*Work to be completed:*
Pick every line with "SRMTID" from the material below.

## BEGIN

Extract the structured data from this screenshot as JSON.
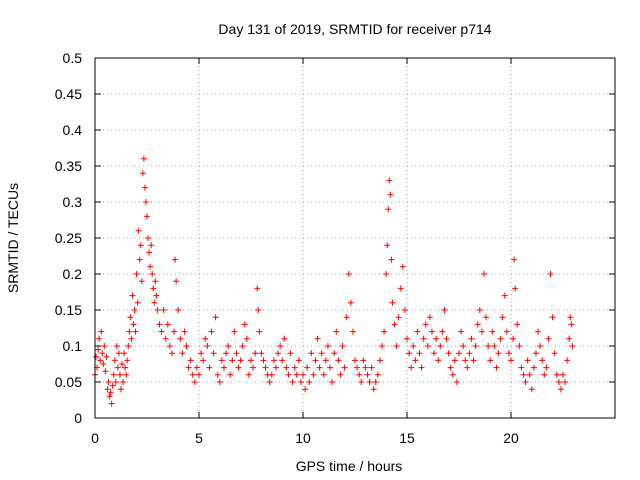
{
  "chart_data": {
    "type": "scatter",
    "title": "Day 131 of 2019, SRMTID for receiver p714",
    "xlabel": "GPS time / hours",
    "ylabel": "SRMTID / TECUs",
    "xlim": [
      0,
      25
    ],
    "ylim": [
      0,
      0.5
    ],
    "xticks": [
      0,
      5,
      10,
      15,
      20
    ],
    "xtick_labels": [
      "0",
      "5",
      "10",
      "15",
      "20"
    ],
    "yticks": [
      0,
      0.05,
      0.1,
      0.15,
      0.2,
      0.25,
      0.3,
      0.35,
      0.4,
      0.45,
      0.5
    ],
    "ytick_labels": [
      "0",
      "0.05",
      "0.1",
      "0.15",
      "0.2",
      "0.25",
      "0.3",
      "0.35",
      "0.4",
      "0.45",
      "0.5"
    ],
    "grid": true,
    "marker": "+",
    "color": "#ff0000",
    "series": [
      {
        "name": "SRMTID",
        "points": [
          [
            0.0,
            0.06
          ],
          [
            0.05,
            0.085
          ],
          [
            0.1,
            0.07
          ],
          [
            0.15,
            0.095
          ],
          [
            0.2,
            0.11
          ],
          [
            0.25,
            0.08
          ],
          [
            0.3,
            0.12
          ],
          [
            0.35,
            0.09
          ],
          [
            0.4,
            0.075
          ],
          [
            0.45,
            0.1
          ],
          [
            0.5,
            0.065
          ],
          [
            0.55,
            0.085
          ],
          [
            0.6,
            0.04
          ],
          [
            0.65,
            0.05
          ],
          [
            0.7,
            0.03
          ],
          [
            0.75,
            0.035
          ],
          [
            0.8,
            0.02
          ],
          [
            0.85,
            0.045
          ],
          [
            0.9,
            0.06
          ],
          [
            0.95,
            0.08
          ],
          [
            1.0,
            0.05
          ],
          [
            1.05,
            0.1
          ],
          [
            1.1,
            0.07
          ],
          [
            1.15,
            0.09
          ],
          [
            1.2,
            0.06
          ],
          [
            1.25,
            0.04
          ],
          [
            1.3,
            0.075
          ],
          [
            1.35,
            0.05
          ],
          [
            1.4,
            0.09
          ],
          [
            1.45,
            0.07
          ],
          [
            1.5,
            0.06
          ],
          [
            1.55,
            0.08
          ],
          [
            1.6,
            0.1
          ],
          [
            1.65,
            0.12
          ],
          [
            1.7,
            0.14
          ],
          [
            1.75,
            0.11
          ],
          [
            1.8,
            0.17
          ],
          [
            1.85,
            0.13
          ],
          [
            1.9,
            0.15
          ],
          [
            1.95,
            0.12
          ],
          [
            2.0,
            0.2
          ],
          [
            2.05,
            0.16
          ],
          [
            2.1,
            0.26
          ],
          [
            2.15,
            0.22
          ],
          [
            2.2,
            0.24
          ],
          [
            2.25,
            0.19
          ],
          [
            2.3,
            0.34
          ],
          [
            2.35,
            0.36
          ],
          [
            2.4,
            0.32
          ],
          [
            2.45,
            0.3
          ],
          [
            2.5,
            0.28
          ],
          [
            2.55,
            0.25
          ],
          [
            2.6,
            0.23
          ],
          [
            2.65,
            0.21
          ],
          [
            2.7,
            0.24
          ],
          [
            2.75,
            0.2
          ],
          [
            2.8,
            0.18
          ],
          [
            2.85,
            0.16
          ],
          [
            2.9,
            0.19
          ],
          [
            2.95,
            0.17
          ],
          [
            3.0,
            0.15
          ],
          [
            3.1,
            0.13
          ],
          [
            3.2,
            0.12
          ],
          [
            3.3,
            0.15
          ],
          [
            3.4,
            0.11
          ],
          [
            3.5,
            0.13
          ],
          [
            3.6,
            0.1
          ],
          [
            3.7,
            0.09
          ],
          [
            3.8,
            0.12
          ],
          [
            3.85,
            0.22
          ],
          [
            3.9,
            0.19
          ],
          [
            4.0,
            0.15
          ],
          [
            4.1,
            0.11
          ],
          [
            4.2,
            0.09
          ],
          [
            4.3,
            0.12
          ],
          [
            4.4,
            0.1
          ],
          [
            4.5,
            0.07
          ],
          [
            4.6,
            0.08
          ],
          [
            4.7,
            0.06
          ],
          [
            4.8,
            0.05
          ],
          [
            4.9,
            0.07
          ],
          [
            5.0,
            0.06
          ],
          [
            5.1,
            0.09
          ],
          [
            5.2,
            0.08
          ],
          [
            5.3,
            0.11
          ],
          [
            5.4,
            0.1
          ],
          [
            5.5,
            0.07
          ],
          [
            5.6,
            0.12
          ],
          [
            5.7,
            0.09
          ],
          [
            5.8,
            0.14
          ],
          [
            5.9,
            0.06
          ],
          [
            6.0,
            0.05
          ],
          [
            6.1,
            0.08
          ],
          [
            6.2,
            0.07
          ],
          [
            6.3,
            0.09
          ],
          [
            6.4,
            0.1
          ],
          [
            6.5,
            0.06
          ],
          [
            6.6,
            0.08
          ],
          [
            6.7,
            0.12
          ],
          [
            6.8,
            0.09
          ],
          [
            6.9,
            0.07
          ],
          [
            7.0,
            0.08
          ],
          [
            7.1,
            0.1
          ],
          [
            7.2,
            0.13
          ],
          [
            7.3,
            0.11
          ],
          [
            7.4,
            0.06
          ],
          [
            7.5,
            0.08
          ],
          [
            7.6,
            0.07
          ],
          [
            7.7,
            0.09
          ],
          [
            7.8,
            0.18
          ],
          [
            7.85,
            0.15
          ],
          [
            7.9,
            0.12
          ],
          [
            8.0,
            0.09
          ],
          [
            8.1,
            0.08
          ],
          [
            8.2,
            0.07
          ],
          [
            8.3,
            0.06
          ],
          [
            8.4,
            0.05
          ],
          [
            8.5,
            0.06
          ],
          [
            8.6,
            0.08
          ],
          [
            8.7,
            0.07
          ],
          [
            8.8,
            0.09
          ],
          [
            8.9,
            0.1
          ],
          [
            9.0,
            0.08
          ],
          [
            9.1,
            0.11
          ],
          [
            9.2,
            0.07
          ],
          [
            9.3,
            0.06
          ],
          [
            9.4,
            0.09
          ],
          [
            9.5,
            0.05
          ],
          [
            9.6,
            0.07
          ],
          [
            9.7,
            0.06
          ],
          [
            9.8,
            0.08
          ],
          [
            9.9,
            0.05
          ],
          [
            10.0,
            0.06
          ],
          [
            10.1,
            0.04
          ],
          [
            10.2,
            0.07
          ],
          [
            10.3,
            0.05
          ],
          [
            10.4,
            0.09
          ],
          [
            10.5,
            0.06
          ],
          [
            10.6,
            0.08
          ],
          [
            10.7,
            0.11
          ],
          [
            10.8,
            0.07
          ],
          [
            10.9,
            0.09
          ],
          [
            11.0,
            0.06
          ],
          [
            11.1,
            0.08
          ],
          [
            11.2,
            0.1
          ],
          [
            11.3,
            0.07
          ],
          [
            11.4,
            0.05
          ],
          [
            11.5,
            0.09
          ],
          [
            11.6,
            0.12
          ],
          [
            11.7,
            0.08
          ],
          [
            11.8,
            0.06
          ],
          [
            11.9,
            0.1
          ],
          [
            12.0,
            0.07
          ],
          [
            12.1,
            0.14
          ],
          [
            12.2,
            0.2
          ],
          [
            12.3,
            0.16
          ],
          [
            12.4,
            0.12
          ],
          [
            12.5,
            0.08
          ],
          [
            12.6,
            0.07
          ],
          [
            12.7,
            0.06
          ],
          [
            12.8,
            0.05
          ],
          [
            12.9,
            0.08
          ],
          [
            13.0,
            0.07
          ],
          [
            13.1,
            0.06
          ],
          [
            13.2,
            0.05
          ],
          [
            13.3,
            0.07
          ],
          [
            13.4,
            0.04
          ],
          [
            13.5,
            0.05
          ],
          [
            13.6,
            0.06
          ],
          [
            13.7,
            0.08
          ],
          [
            13.8,
            0.1
          ],
          [
            13.9,
            0.12
          ],
          [
            14.0,
            0.2
          ],
          [
            14.05,
            0.24
          ],
          [
            14.1,
            0.29
          ],
          [
            14.15,
            0.33
          ],
          [
            14.2,
            0.31
          ],
          [
            14.25,
            0.22
          ],
          [
            14.3,
            0.16
          ],
          [
            14.4,
            0.13
          ],
          [
            14.5,
            0.1
          ],
          [
            14.6,
            0.14
          ],
          [
            14.7,
            0.18
          ],
          [
            14.8,
            0.21
          ],
          [
            14.9,
            0.15
          ],
          [
            15.0,
            0.11
          ],
          [
            15.1,
            0.09
          ],
          [
            15.2,
            0.07
          ],
          [
            15.3,
            0.1
          ],
          [
            15.4,
            0.08
          ],
          [
            15.5,
            0.12
          ],
          [
            15.6,
            0.09
          ],
          [
            15.7,
            0.07
          ],
          [
            15.8,
            0.11
          ],
          [
            15.9,
            0.13
          ],
          [
            16.0,
            0.1
          ],
          [
            16.1,
            0.14
          ],
          [
            16.2,
            0.12
          ],
          [
            16.3,
            0.09
          ],
          [
            16.4,
            0.11
          ],
          [
            16.5,
            0.08
          ],
          [
            16.6,
            0.1
          ],
          [
            16.7,
            0.12
          ],
          [
            16.8,
            0.15
          ],
          [
            16.9,
            0.11
          ],
          [
            17.0,
            0.09
          ],
          [
            17.1,
            0.07
          ],
          [
            17.2,
            0.06
          ],
          [
            17.3,
            0.08
          ],
          [
            17.4,
            0.05
          ],
          [
            17.5,
            0.09
          ],
          [
            17.6,
            0.12
          ],
          [
            17.7,
            0.1
          ],
          [
            17.8,
            0.08
          ],
          [
            17.9,
            0.07
          ],
          [
            18.0,
            0.09
          ],
          [
            18.1,
            0.11
          ],
          [
            18.2,
            0.08
          ],
          [
            18.3,
            0.1
          ],
          [
            18.4,
            0.13
          ],
          [
            18.5,
            0.15
          ],
          [
            18.6,
            0.12
          ],
          [
            18.7,
            0.2
          ],
          [
            18.8,
            0.14
          ],
          [
            18.9,
            0.1
          ],
          [
            19.0,
            0.08
          ],
          [
            19.1,
            0.12
          ],
          [
            19.2,
            0.1
          ],
          [
            19.3,
            0.07
          ],
          [
            19.4,
            0.09
          ],
          [
            19.5,
            0.11
          ],
          [
            19.6,
            0.14
          ],
          [
            19.7,
            0.17
          ],
          [
            19.8,
            0.12
          ],
          [
            19.9,
            0.09
          ],
          [
            20.0,
            0.08
          ],
          [
            20.1,
            0.11
          ],
          [
            20.15,
            0.22
          ],
          [
            20.2,
            0.18
          ],
          [
            20.3,
            0.13
          ],
          [
            20.4,
            0.1
          ],
          [
            20.5,
            0.07
          ],
          [
            20.6,
            0.06
          ],
          [
            20.7,
            0.05
          ],
          [
            20.8,
            0.08
          ],
          [
            20.9,
            0.06
          ],
          [
            21.0,
            0.04
          ],
          [
            21.1,
            0.07
          ],
          [
            21.2,
            0.09
          ],
          [
            21.3,
            0.12
          ],
          [
            21.4,
            0.1
          ],
          [
            21.5,
            0.08
          ],
          [
            21.6,
            0.06
          ],
          [
            21.7,
            0.07
          ],
          [
            21.8,
            0.11
          ],
          [
            21.9,
            0.2
          ],
          [
            22.0,
            0.14
          ],
          [
            22.1,
            0.09
          ],
          [
            22.2,
            0.06
          ],
          [
            22.3,
            0.05
          ],
          [
            22.4,
            0.04
          ],
          [
            22.5,
            0.06
          ],
          [
            22.6,
            0.05
          ],
          [
            22.7,
            0.08
          ],
          [
            22.8,
            0.11
          ],
          [
            22.85,
            0.14
          ],
          [
            22.9,
            0.13
          ],
          [
            22.95,
            0.1
          ]
        ]
      }
    ]
  }
}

## END

*Task output:*
    "title": "Day 131 of 2019, SRMTID for receiver p714",
    "ylabel": "SRMTID / TECUs",
        "name": "SRMTID",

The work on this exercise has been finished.